- **Task description**
Identify all lines of the data containing the string "this" and copy them.

[Entries taken from a collection]
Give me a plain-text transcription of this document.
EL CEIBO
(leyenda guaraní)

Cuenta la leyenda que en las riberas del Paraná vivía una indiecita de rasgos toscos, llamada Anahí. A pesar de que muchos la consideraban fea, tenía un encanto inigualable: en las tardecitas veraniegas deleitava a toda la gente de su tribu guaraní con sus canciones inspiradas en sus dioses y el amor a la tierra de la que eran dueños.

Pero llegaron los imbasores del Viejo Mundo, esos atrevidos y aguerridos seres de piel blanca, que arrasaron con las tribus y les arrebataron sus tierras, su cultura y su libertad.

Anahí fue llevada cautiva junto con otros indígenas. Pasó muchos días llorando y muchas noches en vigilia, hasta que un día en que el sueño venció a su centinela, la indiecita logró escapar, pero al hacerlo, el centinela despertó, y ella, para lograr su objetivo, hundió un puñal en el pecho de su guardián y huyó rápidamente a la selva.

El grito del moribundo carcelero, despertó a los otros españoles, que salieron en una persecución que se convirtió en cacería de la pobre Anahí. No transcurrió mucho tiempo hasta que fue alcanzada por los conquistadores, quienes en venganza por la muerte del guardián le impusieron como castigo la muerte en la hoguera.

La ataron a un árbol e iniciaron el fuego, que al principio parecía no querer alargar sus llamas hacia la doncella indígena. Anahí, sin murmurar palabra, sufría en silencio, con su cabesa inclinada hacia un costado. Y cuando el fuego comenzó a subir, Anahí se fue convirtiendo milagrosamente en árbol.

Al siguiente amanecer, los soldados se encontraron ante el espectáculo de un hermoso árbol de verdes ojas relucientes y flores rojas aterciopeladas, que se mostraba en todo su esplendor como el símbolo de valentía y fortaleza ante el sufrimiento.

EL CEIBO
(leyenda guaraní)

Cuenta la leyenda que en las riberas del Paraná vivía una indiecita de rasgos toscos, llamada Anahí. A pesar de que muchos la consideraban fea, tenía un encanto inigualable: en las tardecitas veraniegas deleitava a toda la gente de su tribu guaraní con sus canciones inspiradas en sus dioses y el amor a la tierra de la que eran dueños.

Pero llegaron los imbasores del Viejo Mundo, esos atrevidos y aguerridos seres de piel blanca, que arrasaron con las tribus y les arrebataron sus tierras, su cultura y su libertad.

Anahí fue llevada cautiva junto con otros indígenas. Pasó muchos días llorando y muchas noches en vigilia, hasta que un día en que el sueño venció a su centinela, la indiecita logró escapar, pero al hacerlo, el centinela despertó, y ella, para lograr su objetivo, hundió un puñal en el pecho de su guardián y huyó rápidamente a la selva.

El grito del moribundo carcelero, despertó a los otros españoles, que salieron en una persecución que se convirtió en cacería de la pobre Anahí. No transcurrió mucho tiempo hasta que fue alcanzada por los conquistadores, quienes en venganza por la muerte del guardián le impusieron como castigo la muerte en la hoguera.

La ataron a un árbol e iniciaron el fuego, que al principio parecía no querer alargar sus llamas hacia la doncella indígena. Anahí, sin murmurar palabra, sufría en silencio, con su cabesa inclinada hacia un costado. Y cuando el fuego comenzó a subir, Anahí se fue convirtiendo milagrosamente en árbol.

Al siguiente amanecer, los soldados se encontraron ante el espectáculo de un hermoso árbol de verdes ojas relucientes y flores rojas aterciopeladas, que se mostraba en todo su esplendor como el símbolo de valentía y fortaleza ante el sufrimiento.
---
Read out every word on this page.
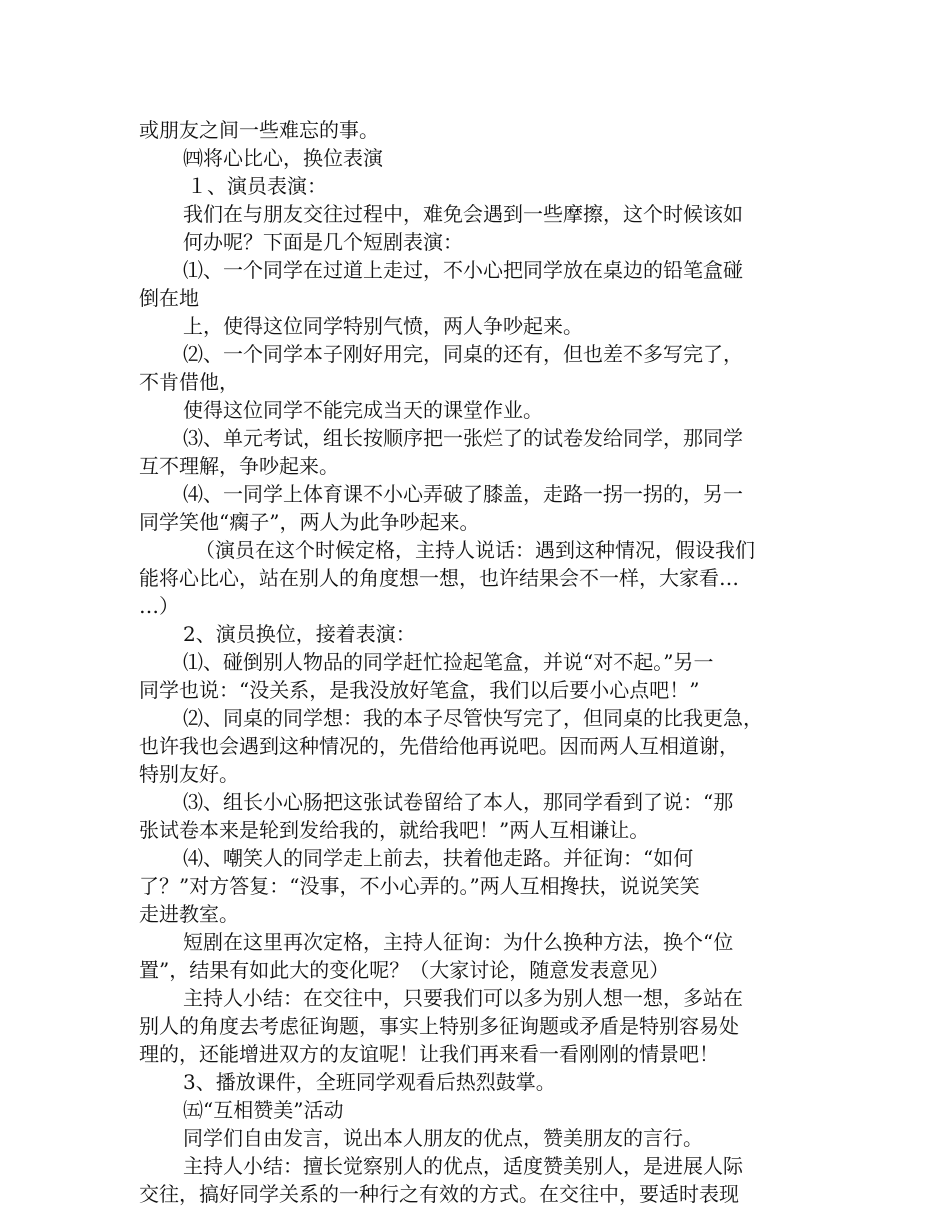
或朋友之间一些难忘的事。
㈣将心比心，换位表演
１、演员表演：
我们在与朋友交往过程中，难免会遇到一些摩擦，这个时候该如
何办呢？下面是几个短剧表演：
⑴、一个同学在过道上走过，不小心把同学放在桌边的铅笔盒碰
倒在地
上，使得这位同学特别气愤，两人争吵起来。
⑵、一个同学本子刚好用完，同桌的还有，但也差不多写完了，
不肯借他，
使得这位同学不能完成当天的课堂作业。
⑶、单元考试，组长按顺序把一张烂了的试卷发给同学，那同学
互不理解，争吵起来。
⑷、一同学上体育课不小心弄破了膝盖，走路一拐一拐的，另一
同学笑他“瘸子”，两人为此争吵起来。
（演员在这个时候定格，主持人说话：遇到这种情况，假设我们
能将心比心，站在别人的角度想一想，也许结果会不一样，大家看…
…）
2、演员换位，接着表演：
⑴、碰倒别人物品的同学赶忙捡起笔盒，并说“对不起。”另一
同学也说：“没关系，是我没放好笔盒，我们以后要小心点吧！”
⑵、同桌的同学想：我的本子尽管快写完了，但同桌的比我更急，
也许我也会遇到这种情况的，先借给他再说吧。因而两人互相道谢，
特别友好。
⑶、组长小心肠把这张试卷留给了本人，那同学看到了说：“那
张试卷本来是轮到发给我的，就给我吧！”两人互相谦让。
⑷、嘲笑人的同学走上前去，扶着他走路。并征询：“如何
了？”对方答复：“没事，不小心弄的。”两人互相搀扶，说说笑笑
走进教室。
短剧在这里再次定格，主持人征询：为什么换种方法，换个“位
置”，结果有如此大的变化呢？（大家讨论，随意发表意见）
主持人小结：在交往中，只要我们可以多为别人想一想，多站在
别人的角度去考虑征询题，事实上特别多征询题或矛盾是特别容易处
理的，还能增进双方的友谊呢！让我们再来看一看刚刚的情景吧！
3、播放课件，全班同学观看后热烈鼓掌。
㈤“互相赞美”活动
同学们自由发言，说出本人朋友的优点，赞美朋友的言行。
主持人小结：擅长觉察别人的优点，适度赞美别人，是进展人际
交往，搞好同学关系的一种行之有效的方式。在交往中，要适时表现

- **Response**
Give me a plain-text transcription of this document.
Read out every word on this page.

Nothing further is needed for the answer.